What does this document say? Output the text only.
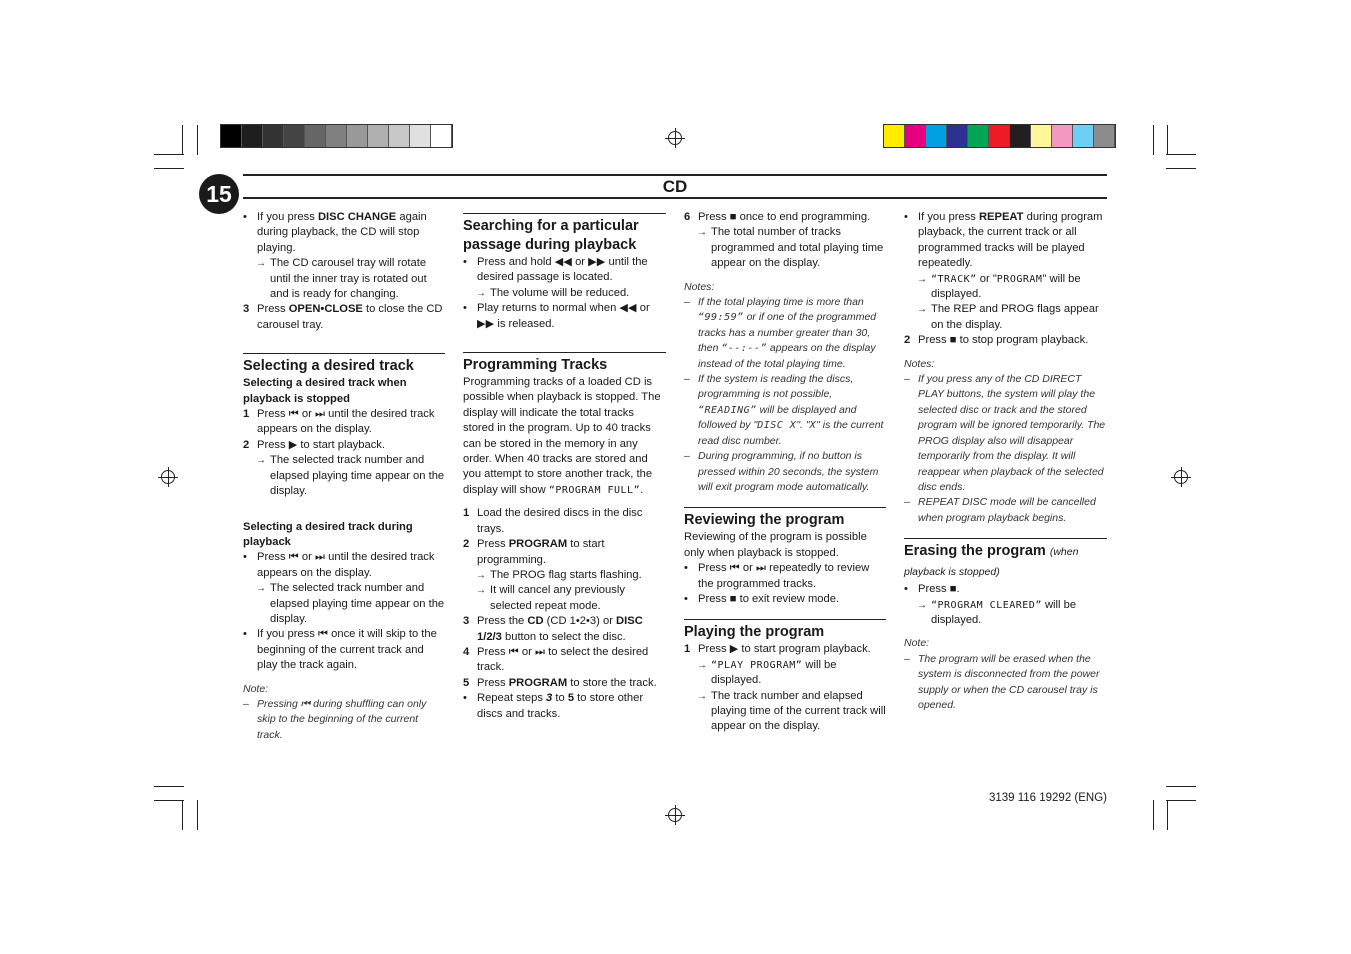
15	CD
• If you press DISC CHANGE again during playback, the CD will stop playing.
→ The CD carousel tray will rotate until the inner tray is rotated out and is ready for changing.
3 Press OPEN•CLOSE to close the CD carousel tray.
Selecting a desired track
Selecting a desired track when playback is stopped
1 Press ⏮ or ⏭ until the desired track appears on the display.
2 Press ▶ to start playback.
→ The selected track number and elapsed playing time appear on the display.
Selecting a desired track during playback
• Press ⏮ or ⏭ until the desired track appears on the display.
→ The selected track number and elapsed playing time appear on the display.
• If you press ⏮ once it will skip to the beginning of the current track and play the track again.
Note:
– Pressing ⏮ during shuffling can only skip to the beginning of the current track.
Searching for a particular passage during playback
• Press and hold ◀◀ or ▶▶ until the desired passage is located.
→ The volume will be reduced.
• Play returns to normal when ◀◀ or ▶▶ is released.
Programming Tracks

Programming tracks of a loaded CD is possible when playback is stopped. The display will indicate the total tracks stored in the program. Up to 40 tracks can be stored in the memory in any order. When 40 tracks are stored and you attempt to store another track, the display will show “PROGRAM FULL”.

1 Load the desired discs in the disc trays.
2 Press PROGRAM to start programming.
→ The PROG flag starts flashing.
→ It will cancel any previously selected repeat mode.
3 Press the CD (CD 1•2•3) or DISC 1/2/3 button to select the disc.
4 Press ⏮ or ⏭ to select the desired track.
5 Press PROGRAM to store the track.
• Repeat steps 3 to 5 to store other discs and tracks.
6 Press ■ once to end programming.
→ The total number of tracks programmed and total playing time appear on the display.
Notes:
– If the total playing time is more than “99:59” or if one of the programmed tracks has a number greater than 30, then “--:--” appears on the display instead of the total playing time.
– If the system is reading the discs, programming is not possible, “READING” will be displayed and followed by "DISC X". "X" is the current read disc number.
– During programming, if no button is pressed within 20 seconds, the system will exit program mode automatically.
Reviewing the program

Reviewing of the program is possible only when playback is stopped.

• Press ⏮ or ⏭ repeatedly to review the programmed tracks.
• Press ■ to exit review mode.
Playing the program
1 Press ▶ to start program playback.
→ “PLAY PROGRAM” will be displayed.
→ The track number and elapsed playing time of the current track will appear on the display.
• If you press REPEAT during program playback, the current track or all programmed tracks will be played repeatedly.
→ “TRACK” or "PROGRAM" will be displayed.
→ The REP and PROG flags appear on the display.
2 Press ■ to stop program playback.
Notes:
– If you press any of the CD DIRECT PLAY buttons, the system will play the selected disc or track and the stored program will be ignored temporarily. The PROG display also will disappear temporarily from the display. It will reappear when playback of the selected disc ends.
– REPEAT DISC mode will be cancelled when program playback begins.
Erasing the program (when playback is stopped)
• Press ■.
→ “PROGRAM CLEARED” will be displayed.
Note:
– The program will be erased when the system is disconnected from the power supply or when the CD carousel tray is opened.
3139 116 19292 (ENG)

○ ○ ○ ○ ○ ○ ○

→ JOB:
Copy each line of the records containing the string "discs".

→ OUTPUT OF THE EXERCISE:
1 Load the desired discs in the disc trays.
• Repeat steps 3 to 5 to store other discs and tracks.
– If the system is reading the discs, programming is not possible, “READING” will be displayed and followed by "DISC X". "X" is the current read disc number.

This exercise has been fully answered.